Chart and figure data:

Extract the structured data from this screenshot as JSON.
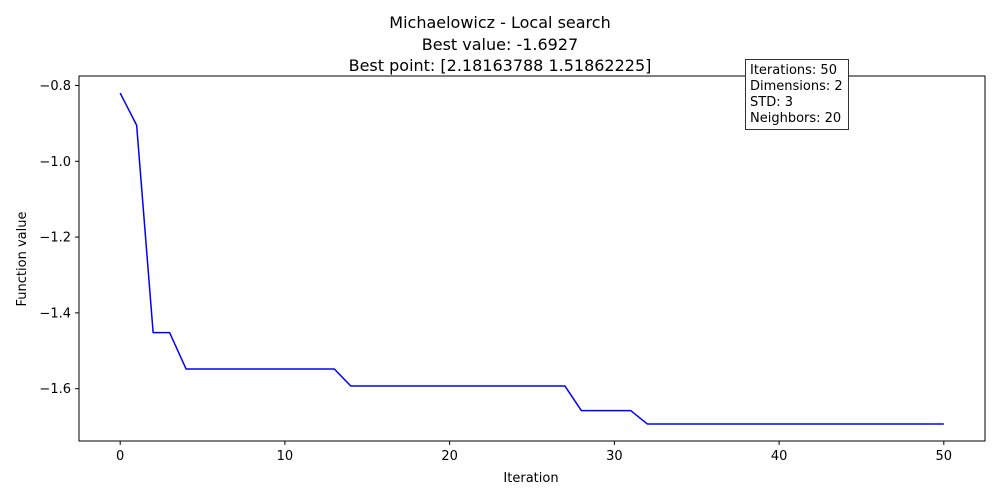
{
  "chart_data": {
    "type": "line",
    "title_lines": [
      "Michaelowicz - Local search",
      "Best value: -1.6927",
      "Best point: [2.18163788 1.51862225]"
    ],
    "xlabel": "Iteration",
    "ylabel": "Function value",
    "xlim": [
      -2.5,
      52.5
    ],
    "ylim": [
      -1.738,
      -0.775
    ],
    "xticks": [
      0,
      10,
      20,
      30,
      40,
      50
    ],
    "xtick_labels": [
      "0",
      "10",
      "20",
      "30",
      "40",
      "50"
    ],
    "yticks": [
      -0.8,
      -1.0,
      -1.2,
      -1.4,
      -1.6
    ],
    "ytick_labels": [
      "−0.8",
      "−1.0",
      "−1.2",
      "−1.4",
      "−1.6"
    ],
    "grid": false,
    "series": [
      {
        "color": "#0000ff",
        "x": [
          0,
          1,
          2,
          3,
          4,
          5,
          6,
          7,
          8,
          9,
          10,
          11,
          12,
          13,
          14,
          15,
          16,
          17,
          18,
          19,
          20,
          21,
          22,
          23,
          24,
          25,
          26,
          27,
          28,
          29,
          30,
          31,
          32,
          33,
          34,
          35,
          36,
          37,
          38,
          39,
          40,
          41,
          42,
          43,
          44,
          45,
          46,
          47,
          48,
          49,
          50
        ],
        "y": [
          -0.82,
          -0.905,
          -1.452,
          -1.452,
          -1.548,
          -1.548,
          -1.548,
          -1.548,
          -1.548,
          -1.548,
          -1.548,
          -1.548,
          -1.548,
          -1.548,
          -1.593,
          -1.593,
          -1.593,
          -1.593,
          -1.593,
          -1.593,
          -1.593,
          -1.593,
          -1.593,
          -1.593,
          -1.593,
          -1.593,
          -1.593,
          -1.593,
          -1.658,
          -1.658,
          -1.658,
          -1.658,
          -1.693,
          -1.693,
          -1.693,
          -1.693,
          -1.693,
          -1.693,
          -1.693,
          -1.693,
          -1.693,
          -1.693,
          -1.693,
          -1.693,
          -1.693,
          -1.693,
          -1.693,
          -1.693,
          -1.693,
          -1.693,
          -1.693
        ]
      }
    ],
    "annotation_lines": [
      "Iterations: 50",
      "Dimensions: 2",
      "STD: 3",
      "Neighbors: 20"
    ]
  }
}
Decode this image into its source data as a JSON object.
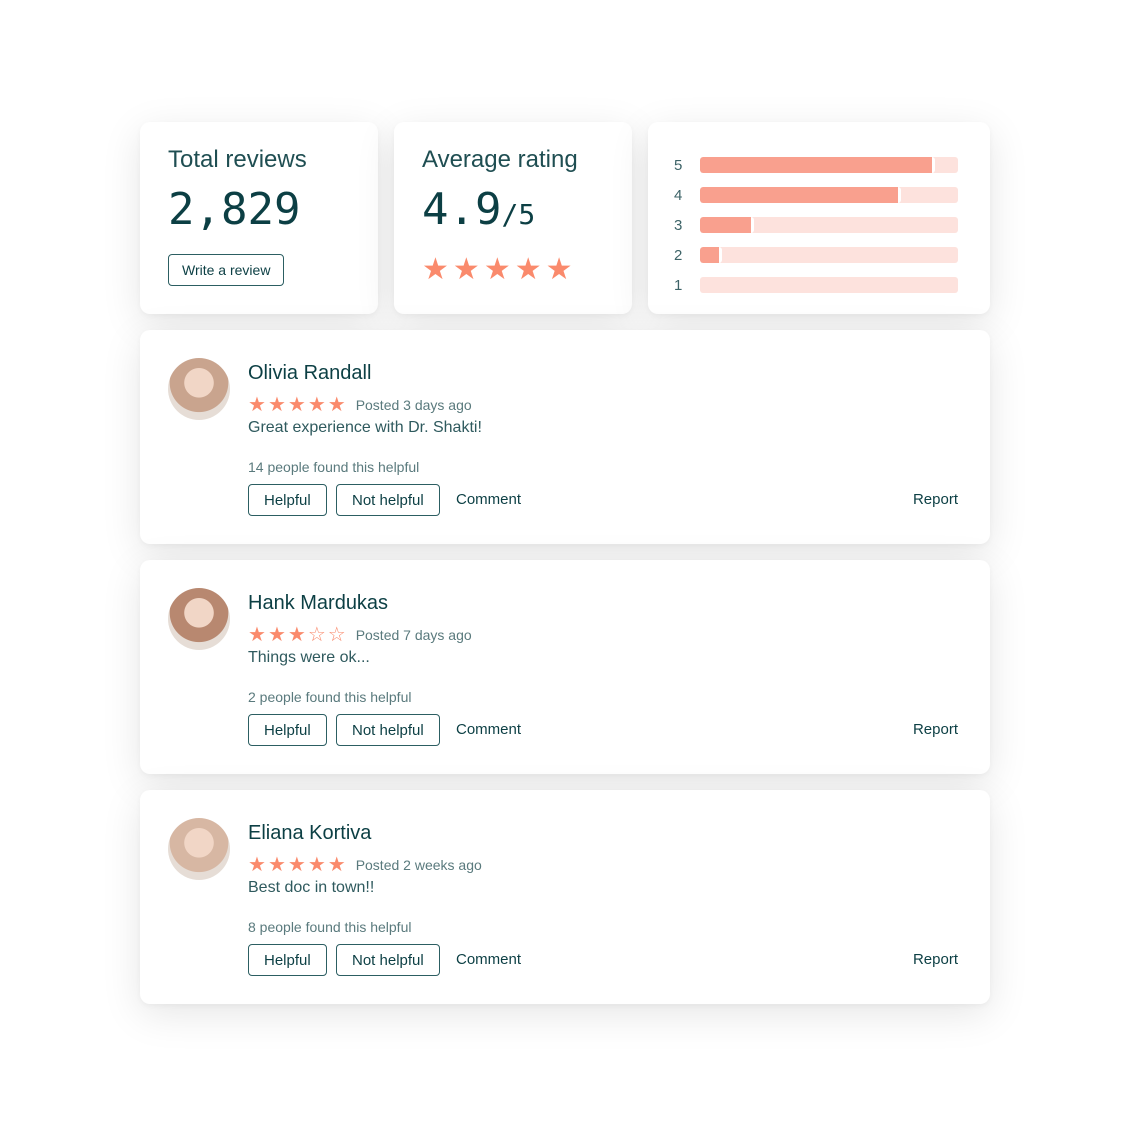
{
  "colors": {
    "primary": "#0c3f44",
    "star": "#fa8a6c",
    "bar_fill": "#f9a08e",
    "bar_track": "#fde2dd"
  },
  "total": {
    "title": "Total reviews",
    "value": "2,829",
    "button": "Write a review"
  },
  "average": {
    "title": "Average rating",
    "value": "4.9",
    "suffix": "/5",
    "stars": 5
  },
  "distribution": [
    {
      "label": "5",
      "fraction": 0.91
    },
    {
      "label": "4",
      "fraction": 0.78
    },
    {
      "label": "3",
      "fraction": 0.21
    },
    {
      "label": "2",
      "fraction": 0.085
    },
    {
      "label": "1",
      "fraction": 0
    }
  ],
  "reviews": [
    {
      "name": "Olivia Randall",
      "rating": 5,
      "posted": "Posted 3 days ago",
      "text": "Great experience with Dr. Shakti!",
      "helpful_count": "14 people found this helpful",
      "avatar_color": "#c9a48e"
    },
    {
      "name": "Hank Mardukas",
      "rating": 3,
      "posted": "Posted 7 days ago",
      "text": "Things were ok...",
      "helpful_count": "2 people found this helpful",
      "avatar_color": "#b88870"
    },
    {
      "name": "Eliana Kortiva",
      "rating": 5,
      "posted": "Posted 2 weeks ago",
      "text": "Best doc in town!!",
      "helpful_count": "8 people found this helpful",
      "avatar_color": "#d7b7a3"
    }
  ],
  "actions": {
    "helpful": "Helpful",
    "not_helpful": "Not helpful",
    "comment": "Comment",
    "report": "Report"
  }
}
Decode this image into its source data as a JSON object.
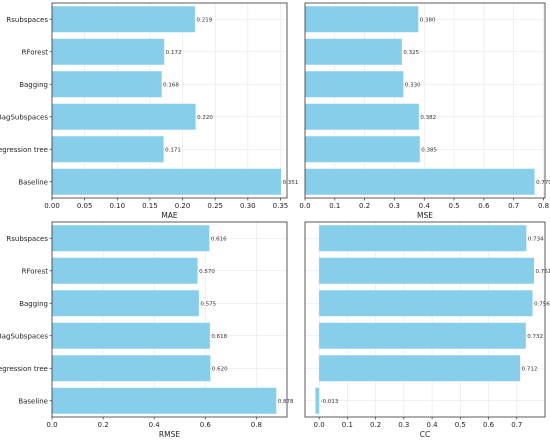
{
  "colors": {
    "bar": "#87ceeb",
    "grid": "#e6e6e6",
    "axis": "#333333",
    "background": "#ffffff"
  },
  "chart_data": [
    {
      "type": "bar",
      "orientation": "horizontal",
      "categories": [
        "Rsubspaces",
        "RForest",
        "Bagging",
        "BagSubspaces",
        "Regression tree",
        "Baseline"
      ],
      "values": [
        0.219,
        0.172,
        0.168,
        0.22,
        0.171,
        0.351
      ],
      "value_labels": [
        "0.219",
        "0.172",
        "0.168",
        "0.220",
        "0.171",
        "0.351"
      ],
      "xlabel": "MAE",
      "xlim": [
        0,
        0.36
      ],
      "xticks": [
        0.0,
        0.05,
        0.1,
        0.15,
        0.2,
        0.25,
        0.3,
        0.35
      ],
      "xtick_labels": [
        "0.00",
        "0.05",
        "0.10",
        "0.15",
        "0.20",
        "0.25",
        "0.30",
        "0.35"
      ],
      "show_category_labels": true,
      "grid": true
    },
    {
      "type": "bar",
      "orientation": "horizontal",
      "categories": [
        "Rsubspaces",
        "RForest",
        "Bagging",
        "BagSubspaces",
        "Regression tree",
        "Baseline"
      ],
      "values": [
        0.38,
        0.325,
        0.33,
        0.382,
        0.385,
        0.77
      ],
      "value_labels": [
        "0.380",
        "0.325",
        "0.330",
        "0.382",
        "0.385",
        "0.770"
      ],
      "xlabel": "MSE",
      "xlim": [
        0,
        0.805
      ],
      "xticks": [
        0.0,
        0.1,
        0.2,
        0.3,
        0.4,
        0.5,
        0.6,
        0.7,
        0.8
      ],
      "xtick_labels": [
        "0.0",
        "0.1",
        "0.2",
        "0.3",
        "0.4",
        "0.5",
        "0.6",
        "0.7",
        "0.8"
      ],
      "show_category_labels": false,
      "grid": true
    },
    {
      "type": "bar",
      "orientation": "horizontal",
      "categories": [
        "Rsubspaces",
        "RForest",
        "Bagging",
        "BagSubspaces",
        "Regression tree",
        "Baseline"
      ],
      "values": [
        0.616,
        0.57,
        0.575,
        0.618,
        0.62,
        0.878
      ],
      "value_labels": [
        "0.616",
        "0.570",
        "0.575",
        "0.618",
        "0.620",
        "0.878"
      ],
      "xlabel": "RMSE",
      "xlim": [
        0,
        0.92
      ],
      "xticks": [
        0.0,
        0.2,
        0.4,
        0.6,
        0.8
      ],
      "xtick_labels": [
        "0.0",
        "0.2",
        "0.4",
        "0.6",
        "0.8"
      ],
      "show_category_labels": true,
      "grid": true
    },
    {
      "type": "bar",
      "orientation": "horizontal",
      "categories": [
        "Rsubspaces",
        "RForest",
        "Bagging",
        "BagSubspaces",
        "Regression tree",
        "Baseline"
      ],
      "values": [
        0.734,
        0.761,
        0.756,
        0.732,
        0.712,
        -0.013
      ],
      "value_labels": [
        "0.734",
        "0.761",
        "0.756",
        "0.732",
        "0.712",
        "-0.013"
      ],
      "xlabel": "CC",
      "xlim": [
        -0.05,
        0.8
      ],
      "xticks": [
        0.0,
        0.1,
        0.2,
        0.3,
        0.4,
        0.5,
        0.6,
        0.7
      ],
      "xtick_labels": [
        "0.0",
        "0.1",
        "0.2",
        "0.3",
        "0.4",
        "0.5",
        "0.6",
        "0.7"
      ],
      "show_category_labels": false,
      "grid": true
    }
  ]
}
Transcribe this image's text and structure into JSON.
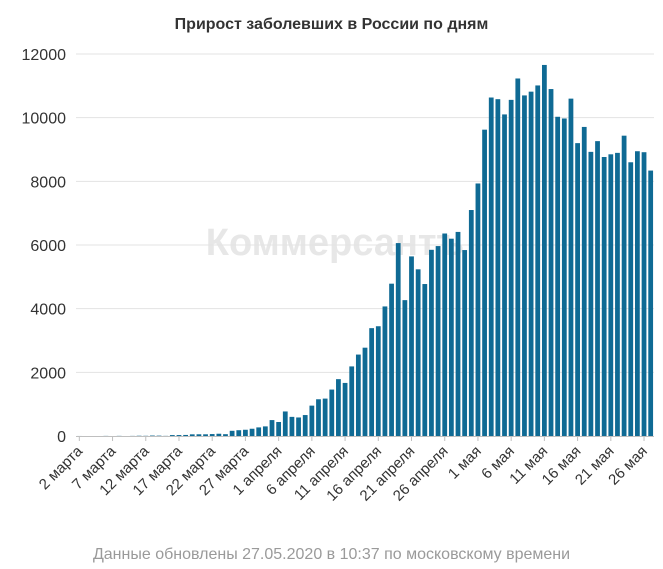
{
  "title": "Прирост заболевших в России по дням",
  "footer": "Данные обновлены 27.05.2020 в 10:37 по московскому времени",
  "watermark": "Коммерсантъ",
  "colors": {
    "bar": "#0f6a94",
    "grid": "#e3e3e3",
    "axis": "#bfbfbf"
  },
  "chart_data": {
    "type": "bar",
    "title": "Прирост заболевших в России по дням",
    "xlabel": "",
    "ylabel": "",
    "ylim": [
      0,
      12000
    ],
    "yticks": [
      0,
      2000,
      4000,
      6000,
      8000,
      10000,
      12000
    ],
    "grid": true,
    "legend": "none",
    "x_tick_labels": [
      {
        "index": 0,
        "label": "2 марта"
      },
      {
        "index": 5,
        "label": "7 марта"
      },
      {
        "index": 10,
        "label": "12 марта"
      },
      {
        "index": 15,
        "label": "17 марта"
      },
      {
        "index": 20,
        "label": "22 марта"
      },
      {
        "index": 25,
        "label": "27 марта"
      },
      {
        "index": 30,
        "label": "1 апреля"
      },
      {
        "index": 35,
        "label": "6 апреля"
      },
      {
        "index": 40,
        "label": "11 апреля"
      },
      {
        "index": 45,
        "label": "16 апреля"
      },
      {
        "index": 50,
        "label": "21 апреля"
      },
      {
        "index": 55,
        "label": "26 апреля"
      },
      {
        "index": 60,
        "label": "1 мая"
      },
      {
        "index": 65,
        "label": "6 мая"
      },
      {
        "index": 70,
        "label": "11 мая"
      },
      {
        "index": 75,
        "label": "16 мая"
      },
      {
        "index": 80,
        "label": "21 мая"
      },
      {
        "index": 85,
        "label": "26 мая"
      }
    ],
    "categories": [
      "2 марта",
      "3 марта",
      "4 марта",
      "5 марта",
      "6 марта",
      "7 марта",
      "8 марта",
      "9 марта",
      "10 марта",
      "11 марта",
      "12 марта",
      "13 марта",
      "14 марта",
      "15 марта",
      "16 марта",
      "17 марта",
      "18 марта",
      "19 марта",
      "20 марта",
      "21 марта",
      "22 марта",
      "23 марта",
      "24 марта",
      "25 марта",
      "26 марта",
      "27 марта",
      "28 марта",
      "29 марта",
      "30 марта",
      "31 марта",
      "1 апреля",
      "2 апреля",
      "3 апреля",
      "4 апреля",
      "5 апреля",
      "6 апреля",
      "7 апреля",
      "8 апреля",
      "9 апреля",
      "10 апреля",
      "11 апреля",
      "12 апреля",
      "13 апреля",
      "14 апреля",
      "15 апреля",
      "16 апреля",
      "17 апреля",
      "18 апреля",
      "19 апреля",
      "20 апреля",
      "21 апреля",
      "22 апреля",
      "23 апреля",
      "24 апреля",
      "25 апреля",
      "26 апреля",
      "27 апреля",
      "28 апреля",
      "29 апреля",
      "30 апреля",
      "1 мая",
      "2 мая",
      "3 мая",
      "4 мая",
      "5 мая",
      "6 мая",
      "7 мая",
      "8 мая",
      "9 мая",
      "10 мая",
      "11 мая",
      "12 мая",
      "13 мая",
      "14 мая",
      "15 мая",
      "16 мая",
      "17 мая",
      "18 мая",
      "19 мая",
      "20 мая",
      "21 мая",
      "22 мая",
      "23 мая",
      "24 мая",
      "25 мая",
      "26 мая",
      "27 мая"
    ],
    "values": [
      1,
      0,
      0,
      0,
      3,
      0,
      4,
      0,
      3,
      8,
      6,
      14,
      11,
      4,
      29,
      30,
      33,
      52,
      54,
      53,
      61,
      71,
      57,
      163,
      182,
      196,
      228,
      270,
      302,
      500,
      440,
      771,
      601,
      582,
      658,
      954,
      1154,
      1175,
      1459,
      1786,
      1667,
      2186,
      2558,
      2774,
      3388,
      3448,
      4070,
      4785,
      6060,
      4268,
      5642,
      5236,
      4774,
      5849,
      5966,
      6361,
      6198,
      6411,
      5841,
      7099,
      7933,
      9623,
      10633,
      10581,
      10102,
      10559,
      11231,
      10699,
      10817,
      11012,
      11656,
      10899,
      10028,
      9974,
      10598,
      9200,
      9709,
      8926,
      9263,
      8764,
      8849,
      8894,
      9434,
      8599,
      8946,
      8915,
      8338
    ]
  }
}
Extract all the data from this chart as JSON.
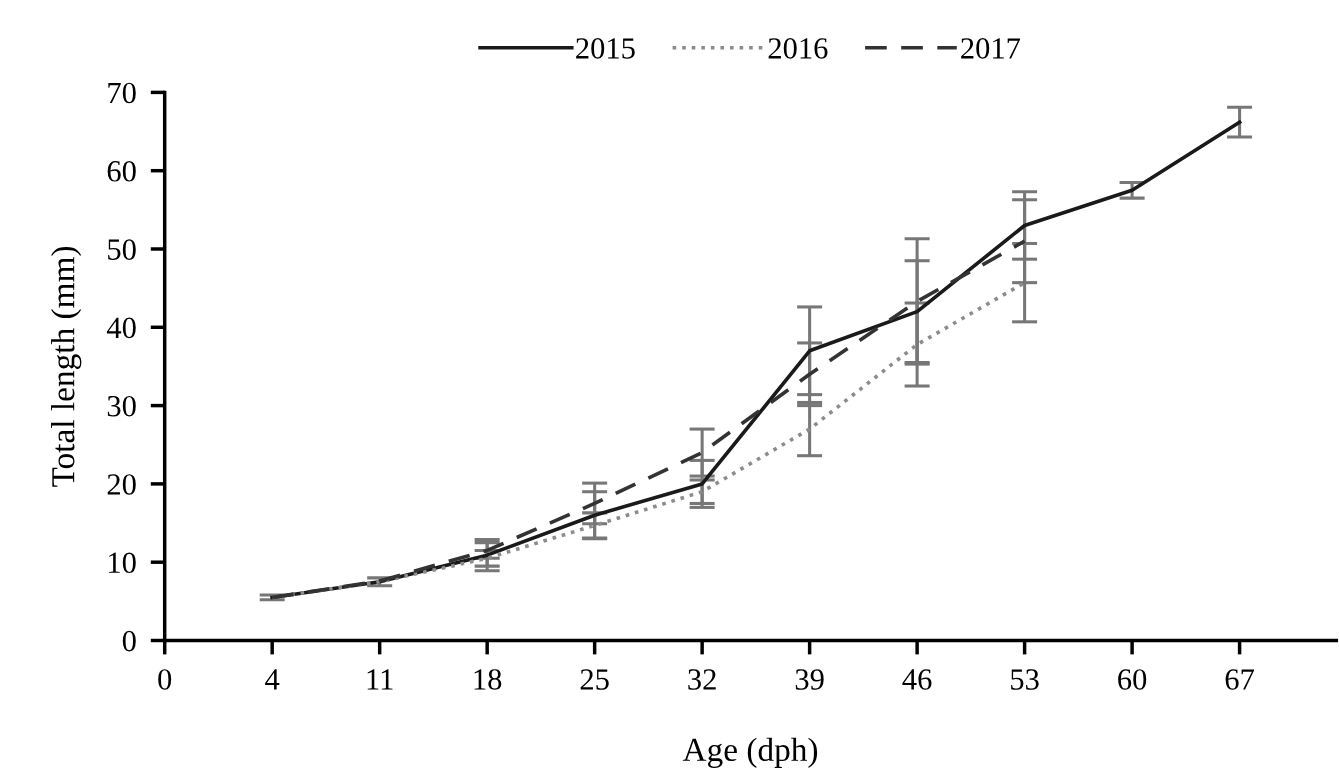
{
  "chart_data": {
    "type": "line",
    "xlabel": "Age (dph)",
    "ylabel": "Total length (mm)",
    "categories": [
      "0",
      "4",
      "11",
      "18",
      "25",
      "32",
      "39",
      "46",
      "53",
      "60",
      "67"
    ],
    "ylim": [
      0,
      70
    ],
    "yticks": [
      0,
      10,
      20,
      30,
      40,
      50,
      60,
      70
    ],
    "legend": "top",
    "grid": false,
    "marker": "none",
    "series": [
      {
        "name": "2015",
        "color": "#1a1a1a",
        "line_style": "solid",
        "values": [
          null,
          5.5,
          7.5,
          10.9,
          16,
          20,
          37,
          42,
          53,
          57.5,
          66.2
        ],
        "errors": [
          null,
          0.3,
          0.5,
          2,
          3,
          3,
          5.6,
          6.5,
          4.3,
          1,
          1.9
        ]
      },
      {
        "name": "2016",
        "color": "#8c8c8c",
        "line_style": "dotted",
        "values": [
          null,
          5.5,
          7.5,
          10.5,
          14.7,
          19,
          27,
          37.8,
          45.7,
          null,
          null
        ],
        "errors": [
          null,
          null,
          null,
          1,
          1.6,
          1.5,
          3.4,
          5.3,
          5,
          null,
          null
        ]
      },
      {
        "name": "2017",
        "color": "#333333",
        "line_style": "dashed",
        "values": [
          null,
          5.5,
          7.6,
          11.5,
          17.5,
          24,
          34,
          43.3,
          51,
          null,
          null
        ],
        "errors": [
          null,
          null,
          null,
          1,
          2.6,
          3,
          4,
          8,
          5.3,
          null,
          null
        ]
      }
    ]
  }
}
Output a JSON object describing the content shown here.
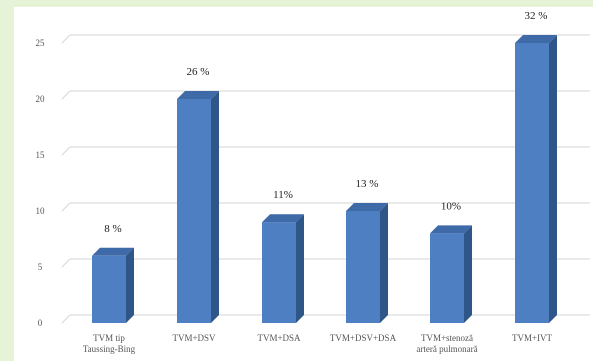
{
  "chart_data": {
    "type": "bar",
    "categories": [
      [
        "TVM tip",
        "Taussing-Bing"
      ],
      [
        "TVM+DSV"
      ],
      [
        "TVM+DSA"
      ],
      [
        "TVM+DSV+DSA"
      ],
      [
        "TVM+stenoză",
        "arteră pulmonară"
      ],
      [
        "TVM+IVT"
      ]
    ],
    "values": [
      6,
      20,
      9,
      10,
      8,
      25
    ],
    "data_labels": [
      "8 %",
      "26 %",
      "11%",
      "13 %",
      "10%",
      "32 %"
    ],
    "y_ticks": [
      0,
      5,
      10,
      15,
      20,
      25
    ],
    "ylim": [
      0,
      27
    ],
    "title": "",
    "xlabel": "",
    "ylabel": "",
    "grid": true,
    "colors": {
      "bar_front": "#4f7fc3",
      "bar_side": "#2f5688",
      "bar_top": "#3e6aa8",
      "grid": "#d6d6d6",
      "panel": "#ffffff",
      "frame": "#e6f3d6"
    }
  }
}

[GOAL OF THE EXERCISE] Select and copy every line from the records that includes the word "заболевших".

[TASK SOLUTION]
  "title": "Прирост заболевших в России по дням",
    "title": "Прирост заболевших в России по дням",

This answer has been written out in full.